*PROBLEM TO SOLVE*:
Give back the full listing verbatim, apart from its images.

Stored data:
%%
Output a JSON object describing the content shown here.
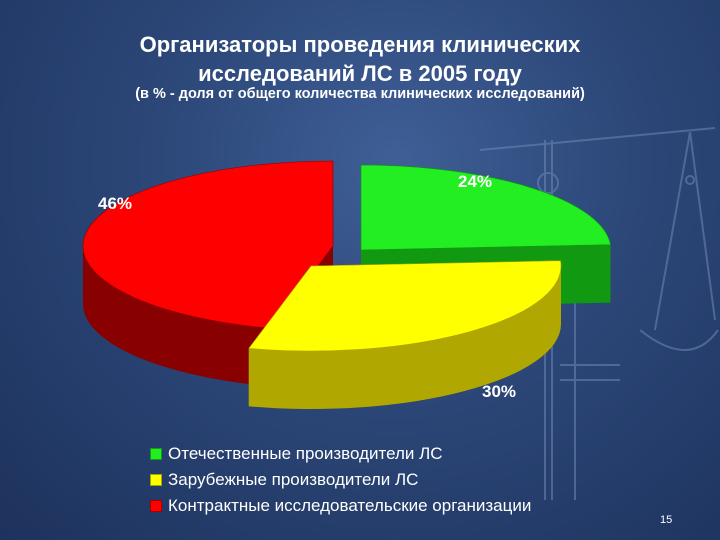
{
  "slide": {
    "title_line1": "Организаторы проведения клинических",
    "title_line2": "исследований ЛС в 2005 году",
    "subtitle": "(в % - доля от общего количества клинических исследований)",
    "page_number": "15"
  },
  "chart_data": {
    "type": "pie",
    "title": "Организаторы проведения клинических исследований ЛС в 2005 году",
    "subtitle": "(в % - доля от общего количества клинических исследований)",
    "categories": [
      "Отечественные производители ЛС",
      "Зарубежные производители ЛС",
      "Контрактные исследовательские организации"
    ],
    "values": [
      24,
      30,
      46
    ],
    "labels": [
      "24%",
      "30%",
      "46%"
    ],
    "colors": [
      "#22ee22",
      "#ffff00",
      "#ff0000"
    ],
    "side_colors": [
      "#119911",
      "#b0a800",
      "#880000"
    ],
    "legend_position": "bottom",
    "three_d": true,
    "exploded": true
  }
}
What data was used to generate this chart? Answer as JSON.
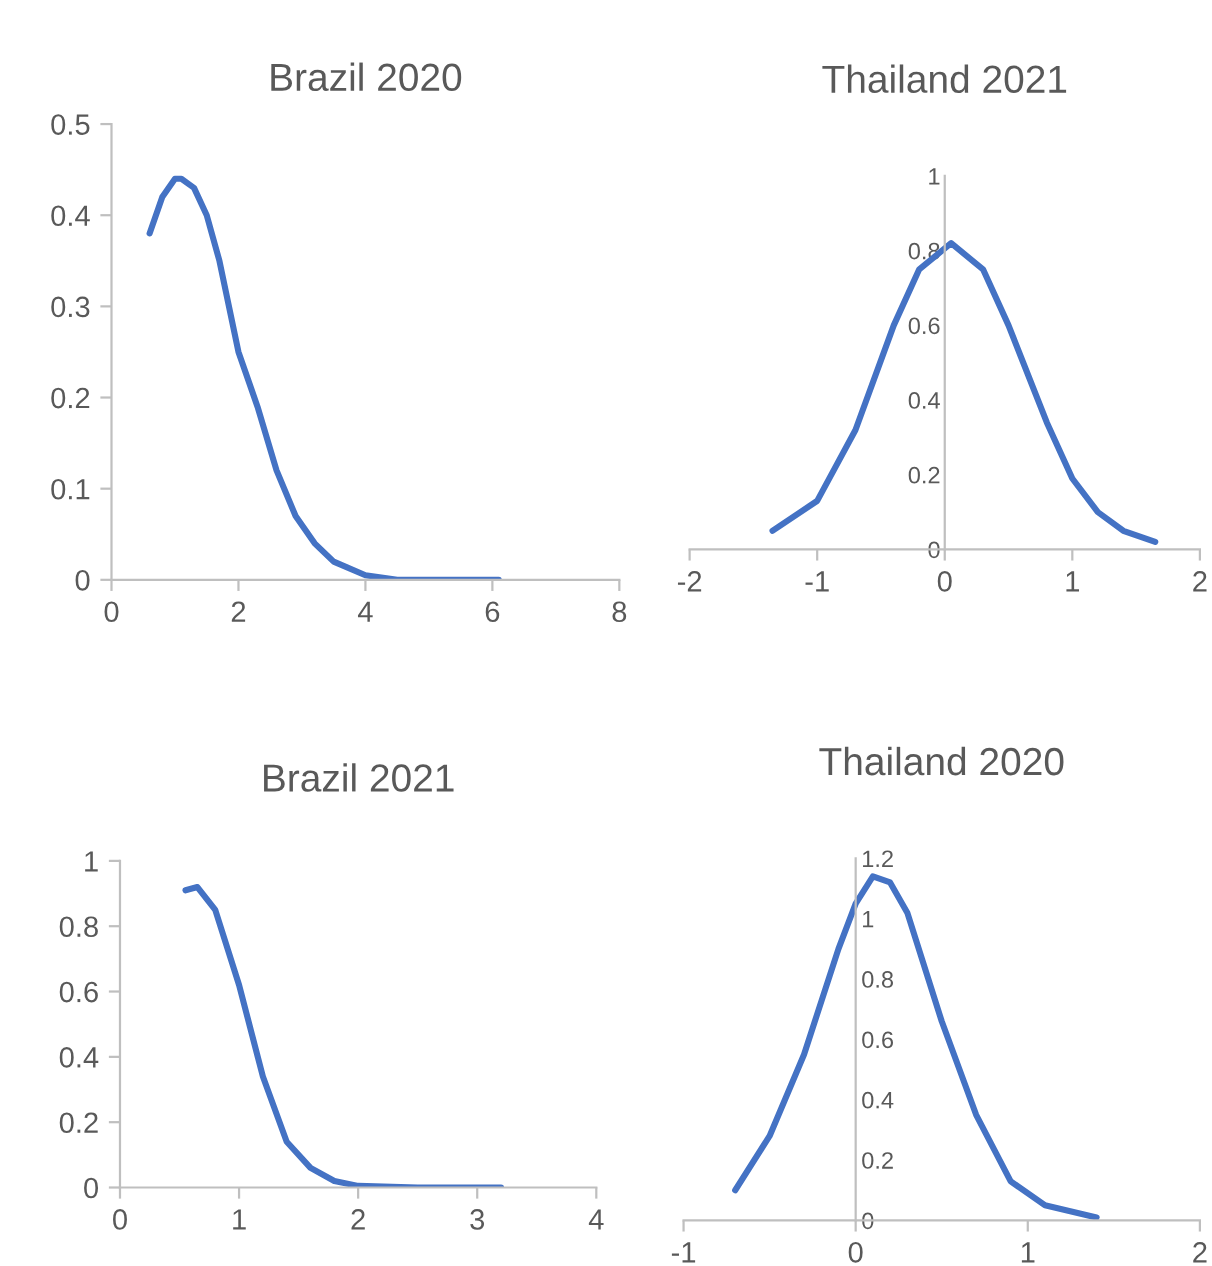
{
  "chart_data": [
    {
      "type": "line",
      "title": "Brazil 2020",
      "color": "#4472c4",
      "x": [
        0.6,
        0.8,
        1.0,
        1.1,
        1.3,
        1.5,
        1.7,
        2.0,
        2.3,
        2.6,
        2.9,
        3.2,
        3.5,
        4.0,
        4.5,
        5.0,
        6.1
      ],
      "values": [
        0.38,
        0.42,
        0.44,
        0.44,
        0.43,
        0.4,
        0.35,
        0.25,
        0.19,
        0.12,
        0.07,
        0.04,
        0.02,
        0.005,
        0,
        0,
        0
      ],
      "xlim": [
        0,
        8
      ],
      "ylim": [
        0,
        0.5
      ],
      "xticks": [
        0,
        2,
        4,
        6,
        8
      ],
      "yticks": [
        0,
        0.1,
        0.2,
        0.3,
        0.4,
        0.5
      ]
    },
    {
      "type": "line",
      "title": "Thailand 2021",
      "color": "#4472c4",
      "x": [
        -1.35,
        -1.0,
        -0.7,
        -0.4,
        -0.2,
        0.05,
        0.3,
        0.5,
        0.8,
        1.0,
        1.2,
        1.4,
        1.65
      ],
      "values": [
        0.05,
        0.13,
        0.32,
        0.6,
        0.75,
        0.82,
        0.75,
        0.6,
        0.34,
        0.19,
        0.1,
        0.05,
        0.02
      ],
      "xlim": [
        -2,
        2
      ],
      "ylim": [
        0,
        1
      ],
      "xticks": [
        -2,
        -1,
        0,
        1,
        2
      ],
      "yticks": [
        0,
        0.2,
        0.4,
        0.6,
        0.8,
        1
      ]
    },
    {
      "type": "line",
      "title": "Brazil 2021",
      "color": "#4472c4",
      "x": [
        0.55,
        0.65,
        0.8,
        1.0,
        1.2,
        1.4,
        1.6,
        1.8,
        2.0,
        2.5,
        3.2
      ],
      "values": [
        0.91,
        0.92,
        0.85,
        0.62,
        0.34,
        0.14,
        0.06,
        0.02,
        0.005,
        0,
        0
      ],
      "xlim": [
        0,
        4
      ],
      "ylim": [
        0,
        1
      ],
      "xticks": [
        0,
        1,
        2,
        3,
        4
      ],
      "yticks": [
        0,
        0.2,
        0.4,
        0.6,
        0.8,
        1
      ]
    },
    {
      "type": "line",
      "title": "Thailand 2020",
      "color": "#4472c4",
      "x": [
        -0.7,
        -0.5,
        -0.3,
        -0.1,
        0.0,
        0.1,
        0.2,
        0.3,
        0.5,
        0.7,
        0.9,
        1.1,
        1.4
      ],
      "values": [
        0.1,
        0.28,
        0.55,
        0.9,
        1.05,
        1.14,
        1.12,
        1.02,
        0.66,
        0.35,
        0.13,
        0.05,
        0.01
      ],
      "xlim": [
        -1,
        2
      ],
      "ylim": [
        0,
        1.2
      ],
      "xticks": [
        -1,
        0,
        1,
        2
      ],
      "yticks": [
        0,
        0.2,
        0.4,
        0.6,
        0.8,
        1,
        1.2
      ]
    }
  ]
}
%%
*ANSWER TO THE PROBLEM*:
Output a JSON object describing the content shown here.
{
  "slide": {
    "title_line1": "Организаторы проведения клинических",
    "title_line2": "исследований ЛС в 2005 году",
    "subtitle": "(в % - доля от общего количества клинических исследований)",
    "page_number": "15"
  },
  "chart_data": {
    "type": "pie",
    "title": "Организаторы проведения клинических исследований ЛС в 2005 году",
    "subtitle": "(в % - доля от общего количества клинических исследований)",
    "categories": [
      "Отечественные производители ЛС",
      "Зарубежные производители ЛС",
      "Контрактные исследовательские организации"
    ],
    "values": [
      24,
      30,
      46
    ],
    "labels": [
      "24%",
      "30%",
      "46%"
    ],
    "colors": [
      "#22ee22",
      "#ffff00",
      "#ff0000"
    ],
    "side_colors": [
      "#119911",
      "#b0a800",
      "#880000"
    ],
    "legend_position": "bottom",
    "three_d": true,
    "exploded": true
  }
}
What data was used to generate this chart? Answer as JSON.
{
  "chart_data": [
    {
      "type": "line",
      "title": "Brazil 2020",
      "color": "#4472c4",
      "x": [
        0.6,
        0.8,
        1.0,
        1.1,
        1.3,
        1.5,
        1.7,
        2.0,
        2.3,
        2.6,
        2.9,
        3.2,
        3.5,
        4.0,
        4.5,
        5.0,
        6.1
      ],
      "values": [
        0.38,
        0.42,
        0.44,
        0.44,
        0.43,
        0.4,
        0.35,
        0.25,
        0.19,
        0.12,
        0.07,
        0.04,
        0.02,
        0.005,
        0,
        0,
        0
      ],
      "xlim": [
        0,
        8
      ],
      "ylim": [
        0,
        0.5
      ],
      "xticks": [
        0,
        2,
        4,
        6,
        8
      ],
      "yticks": [
        0,
        0.1,
        0.2,
        0.3,
        0.4,
        0.5
      ]
    },
    {
      "type": "line",
      "title": "Thailand 2021",
      "color": "#4472c4",
      "x": [
        -1.35,
        -1.0,
        -0.7,
        -0.4,
        -0.2,
        0.05,
        0.3,
        0.5,
        0.8,
        1.0,
        1.2,
        1.4,
        1.65
      ],
      "values": [
        0.05,
        0.13,
        0.32,
        0.6,
        0.75,
        0.82,
        0.75,
        0.6,
        0.34,
        0.19,
        0.1,
        0.05,
        0.02
      ],
      "xlim": [
        -2,
        2
      ],
      "ylim": [
        0,
        1
      ],
      "xticks": [
        -2,
        -1,
        0,
        1,
        2
      ],
      "yticks": [
        0,
        0.2,
        0.4,
        0.6,
        0.8,
        1
      ]
    },
    {
      "type": "line",
      "title": "Brazil 2021",
      "color": "#4472c4",
      "x": [
        0.55,
        0.65,
        0.8,
        1.0,
        1.2,
        1.4,
        1.6,
        1.8,
        2.0,
        2.5,
        3.2
      ],
      "values": [
        0.91,
        0.92,
        0.85,
        0.62,
        0.34,
        0.14,
        0.06,
        0.02,
        0.005,
        0,
        0
      ],
      "xlim": [
        0,
        4
      ],
      "ylim": [
        0,
        1
      ],
      "xticks": [
        0,
        1,
        2,
        3,
        4
      ],
      "yticks": [
        0,
        0.2,
        0.4,
        0.6,
        0.8,
        1
      ]
    },
    {
      "type": "line",
      "title": "Thailand 2020",
      "color": "#4472c4",
      "x": [
        -0.7,
        -0.5,
        -0.3,
        -0.1,
        0.0,
        0.1,
        0.2,
        0.3,
        0.5,
        0.7,
        0.9,
        1.1,
        1.4
      ],
      "values": [
        0.1,
        0.28,
        0.55,
        0.9,
        1.05,
        1.14,
        1.12,
        1.02,
        0.66,
        0.35,
        0.13,
        0.05,
        0.01
      ],
      "xlim": [
        -1,
        2
      ],
      "ylim": [
        0,
        1.2
      ],
      "xticks": [
        -1,
        0,
        1,
        2
      ],
      "yticks": [
        0,
        0.2,
        0.4,
        0.6,
        0.8,
        1,
        1.2
      ]
    }
  ]
}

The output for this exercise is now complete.